#### [GOAL OF THE EXERCISE]
Comb through the entries for "集团公司" and pull out each line that holds it.
──────── RECORDS SHOWN
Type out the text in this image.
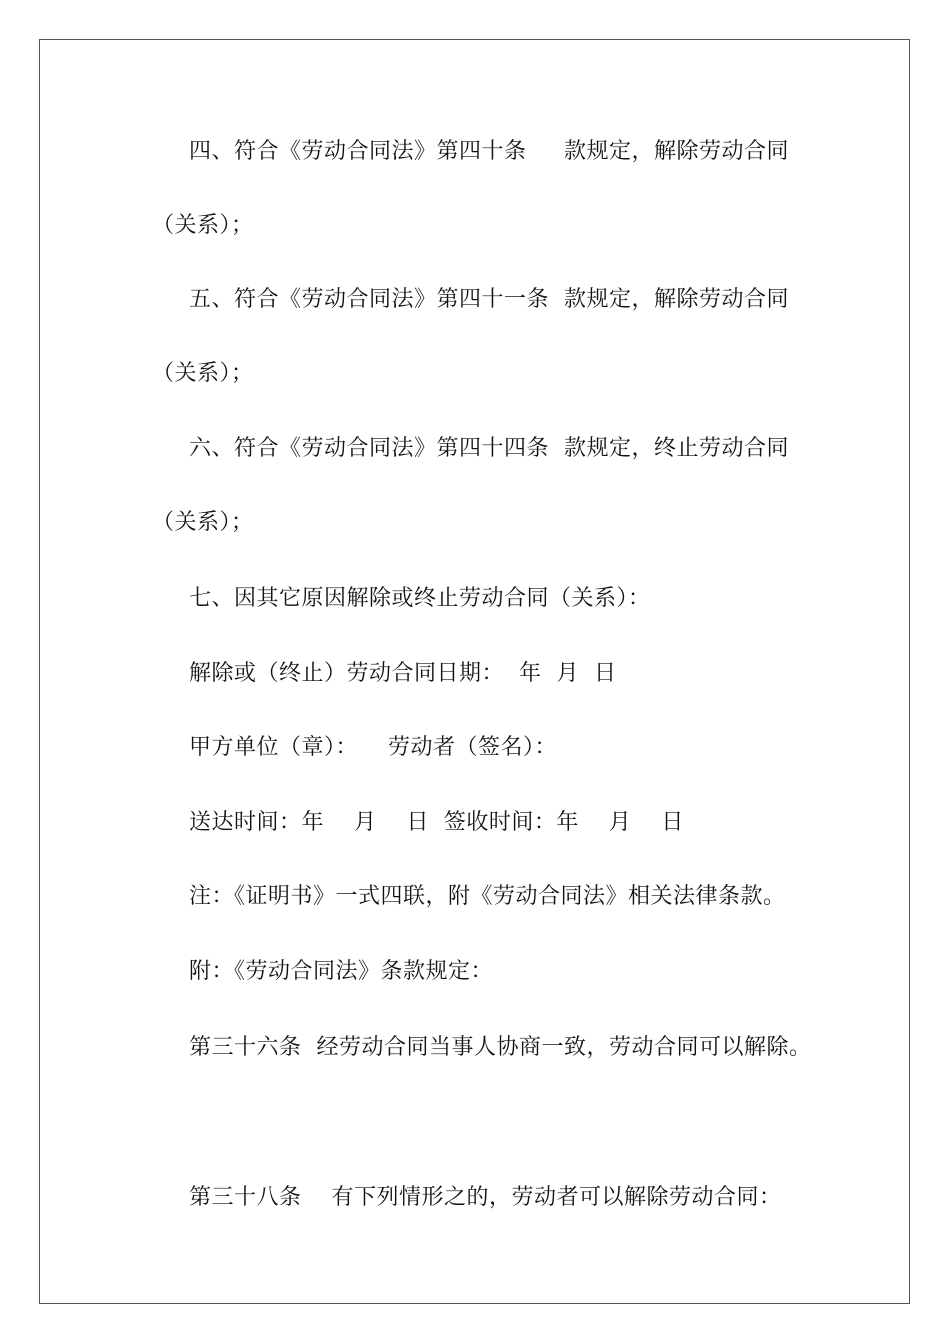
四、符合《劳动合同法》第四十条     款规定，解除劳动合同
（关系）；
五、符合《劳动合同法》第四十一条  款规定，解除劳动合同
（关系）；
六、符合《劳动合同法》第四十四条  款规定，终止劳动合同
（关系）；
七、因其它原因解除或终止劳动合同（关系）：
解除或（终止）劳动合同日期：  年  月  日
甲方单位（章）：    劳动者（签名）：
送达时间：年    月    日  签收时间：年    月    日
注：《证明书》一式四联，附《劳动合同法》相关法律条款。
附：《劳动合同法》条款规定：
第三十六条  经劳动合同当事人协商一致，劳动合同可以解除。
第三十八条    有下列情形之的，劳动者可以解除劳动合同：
────────────────
──────── RECORDS SHOWN
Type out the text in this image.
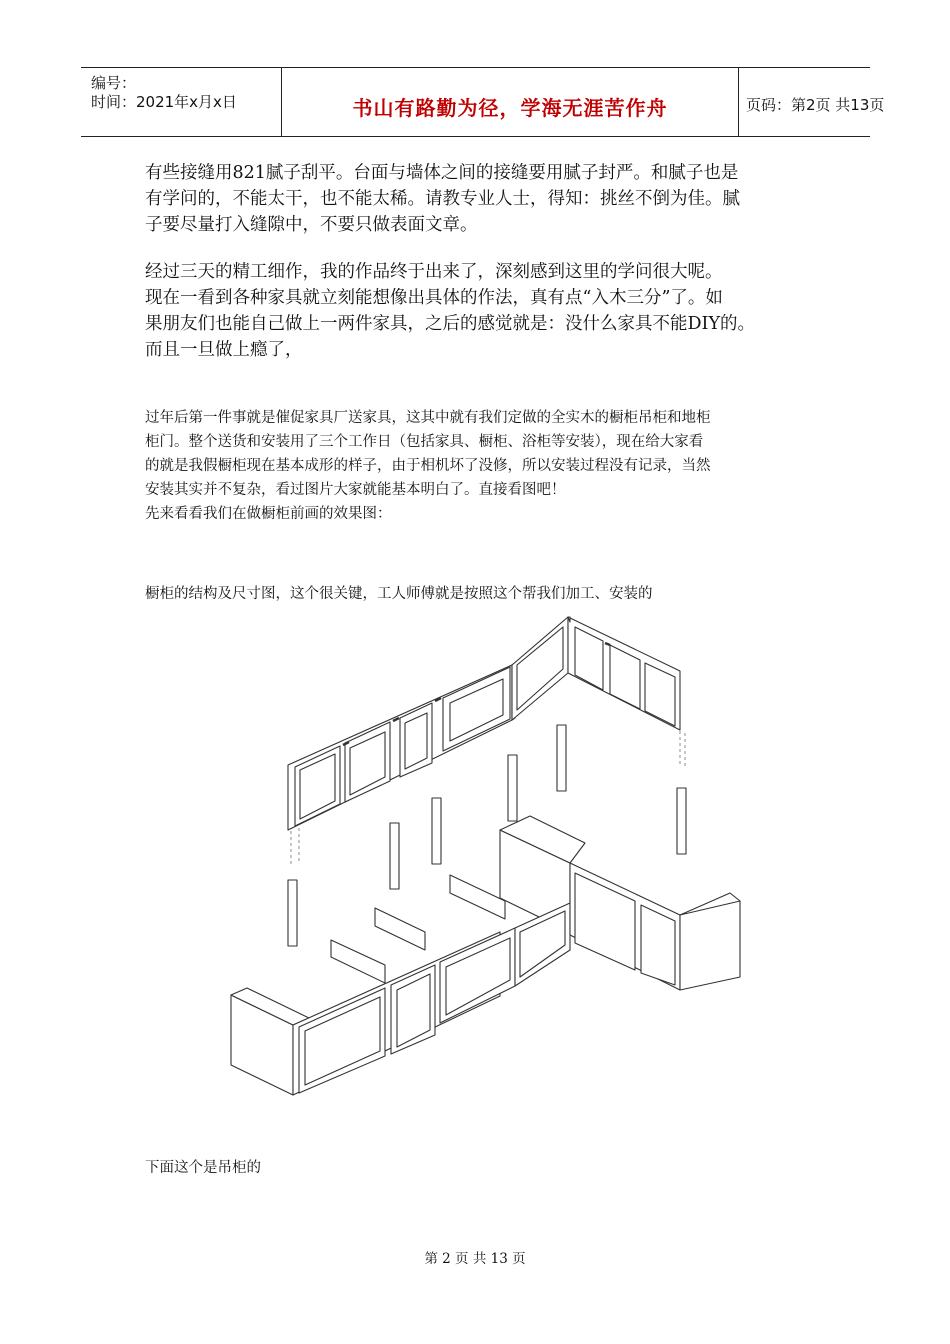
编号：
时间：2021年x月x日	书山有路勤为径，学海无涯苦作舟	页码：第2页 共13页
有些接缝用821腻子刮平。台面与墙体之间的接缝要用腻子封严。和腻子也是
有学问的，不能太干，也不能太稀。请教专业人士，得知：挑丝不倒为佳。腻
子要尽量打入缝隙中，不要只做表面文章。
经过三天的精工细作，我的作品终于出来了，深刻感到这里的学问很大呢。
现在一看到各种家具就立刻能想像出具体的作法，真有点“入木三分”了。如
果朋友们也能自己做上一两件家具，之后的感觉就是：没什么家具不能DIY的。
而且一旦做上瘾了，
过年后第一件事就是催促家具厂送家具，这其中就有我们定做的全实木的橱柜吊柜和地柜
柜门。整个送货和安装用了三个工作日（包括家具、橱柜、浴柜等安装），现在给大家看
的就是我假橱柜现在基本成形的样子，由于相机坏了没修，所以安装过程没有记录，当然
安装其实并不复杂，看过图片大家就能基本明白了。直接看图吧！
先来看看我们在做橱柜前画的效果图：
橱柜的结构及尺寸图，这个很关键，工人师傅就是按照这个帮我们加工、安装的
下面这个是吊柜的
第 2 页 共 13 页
────────────────
──────── RECORDS SHOWN
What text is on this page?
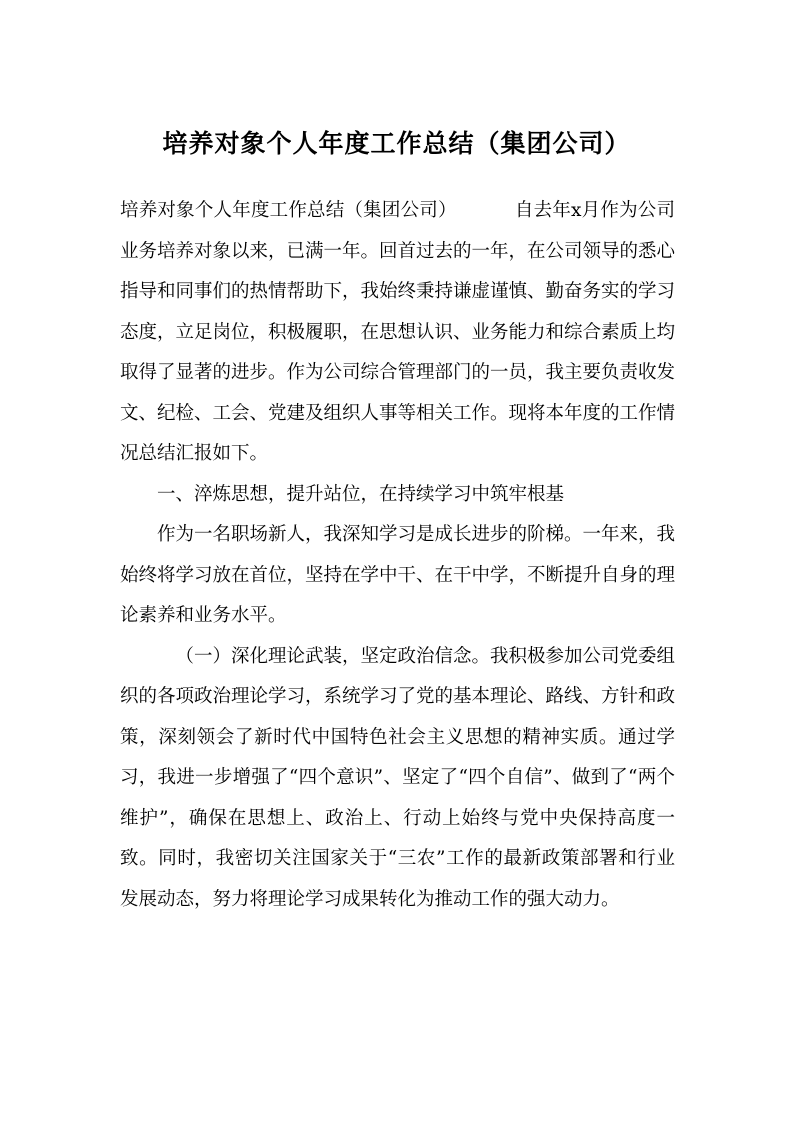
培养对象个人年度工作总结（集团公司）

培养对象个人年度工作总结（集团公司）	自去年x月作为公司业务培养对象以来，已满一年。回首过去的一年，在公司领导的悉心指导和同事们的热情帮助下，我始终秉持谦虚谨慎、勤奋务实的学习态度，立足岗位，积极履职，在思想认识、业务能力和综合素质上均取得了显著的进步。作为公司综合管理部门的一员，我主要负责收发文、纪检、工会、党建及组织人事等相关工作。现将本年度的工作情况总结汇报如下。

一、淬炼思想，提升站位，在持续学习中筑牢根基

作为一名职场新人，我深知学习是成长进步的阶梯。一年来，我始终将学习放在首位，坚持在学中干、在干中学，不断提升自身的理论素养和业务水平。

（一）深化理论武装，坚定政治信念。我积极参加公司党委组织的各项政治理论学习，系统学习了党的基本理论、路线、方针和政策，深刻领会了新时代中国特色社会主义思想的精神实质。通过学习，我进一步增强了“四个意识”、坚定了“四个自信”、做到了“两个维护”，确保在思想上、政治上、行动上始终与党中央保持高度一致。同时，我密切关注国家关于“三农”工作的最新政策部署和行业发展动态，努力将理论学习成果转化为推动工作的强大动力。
────────────────
#### [EXERCISE RESULT]
培养对象个人年度工作总结（集团公司）
培养对象个人年度工作总结（集团公司）	自去年x月作为公司业务培养对象以来，已满一年。回首过去的一年，在公司领导的悉心指导和同事们的热情帮助下，我始终秉持谦虚谨慎、勤奋务实的学习态度，立足岗位，积极履职，在思想认识、业务能力和综合素质上均取得了显著的进步。作为公司综合管理部门的一员，我主要负责收发文、纪检、工会、党建及组织人事等相关工作。现将本年度的工作情况总结汇报如下。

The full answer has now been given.